▶ [What the exercise asks]: Convert the data below into a Markdown table with two columns, No. and Line, numbering each line and omitting blank lines.

▶ [Rows from a dataset]:
▶
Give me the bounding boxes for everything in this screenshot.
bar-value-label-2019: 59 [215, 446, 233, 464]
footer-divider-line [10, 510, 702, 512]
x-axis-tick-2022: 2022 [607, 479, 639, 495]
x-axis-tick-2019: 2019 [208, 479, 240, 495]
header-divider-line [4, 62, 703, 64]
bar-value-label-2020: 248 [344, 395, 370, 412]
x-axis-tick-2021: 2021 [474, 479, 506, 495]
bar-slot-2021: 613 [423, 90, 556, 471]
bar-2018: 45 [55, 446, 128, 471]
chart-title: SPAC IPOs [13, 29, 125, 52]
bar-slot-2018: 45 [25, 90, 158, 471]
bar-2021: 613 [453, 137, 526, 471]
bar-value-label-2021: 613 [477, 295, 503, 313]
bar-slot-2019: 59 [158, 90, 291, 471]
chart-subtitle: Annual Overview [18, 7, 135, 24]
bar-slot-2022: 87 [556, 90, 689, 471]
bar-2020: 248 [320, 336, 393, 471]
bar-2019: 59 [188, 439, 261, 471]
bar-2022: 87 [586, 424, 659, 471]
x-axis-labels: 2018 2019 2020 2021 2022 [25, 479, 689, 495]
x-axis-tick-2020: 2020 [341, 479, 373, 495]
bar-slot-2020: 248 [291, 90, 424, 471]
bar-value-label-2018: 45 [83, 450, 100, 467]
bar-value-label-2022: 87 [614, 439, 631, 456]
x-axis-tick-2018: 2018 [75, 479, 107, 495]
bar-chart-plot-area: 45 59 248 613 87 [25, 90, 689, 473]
◀
▶ [Exercise result]:
| No. | Line |
|---|---|
| 1 | Give me the bounding boxes for everything in this screenshot. |
| 2 | bar-value-label-2019: 59 [215, 446, 233, 464] |
| 3 | footer-divider-line [10, 510, 702, 512] |
| 4 | x-axis-tick-2022: 2022 [607, 479, 639, 495] |
| 5 | x-axis-tick-2019: 2019 [208, 479, 240, 495] |
| 6 | header-divider-line [4, 62, 703, 64] |
| 7 | bar-value-label-2020: 248 [344, 395, 370, 412] |
| 8 | x-axis-tick-2021: 2021 [474, 479, 506, 495] |
| 9 | bar-slot-2021: 613 [423, 90, 556, 471] |
| 10 | bar-2018: 45 [55, 446, 128, 471] |
| 11 | chart-title: SPAC IPOs [13, 29, 125, 52] |
| 12 | bar-slot-2018: 45 [25, 90, 158, 471] |
| 13 | bar-2021: 613 [453, 137, 526, 471] |
| 14 | bar-value-label-2021: 613 [477, 295, 503, 313] |
| 15 | bar-slot-2019: 59 [158, 90, 291, 471] |
| 16 | chart-subtitle: Annual Overview [18, 7, 135, 24] |
| 17 | bar-slot-2022: 87 [556, 90, 689, 471] |
| 18 | bar-2020: 248 [320, 336, 393, 471] |
| 19 | bar-2019: 59 [188, 439, 261, 471] |
| 20 | bar-2022: 87 [586, 424, 659, 471] |
| 21 | x-axis-labels: 2018 2019 2020 2021 2022 [25, 479, 689, 495] |
| 22 | x-axis-tick-2020: 2020 [341, 479, 373, 495] |
| 23 | bar-slot-2020: 248 [291, 90, 424, 471] |
| 24 | bar-value-label-2018: 45 [83, 450, 100, 467] |
| 25 | bar-value-label-2022: 87 [614, 439, 631, 456] |
| 26 | x-axis-tick-2018: 2018 [75, 479, 107, 495] |
| 27 | bar-chart-plot-area: 45 59 248 613 87 [25, 90, 689, 473] |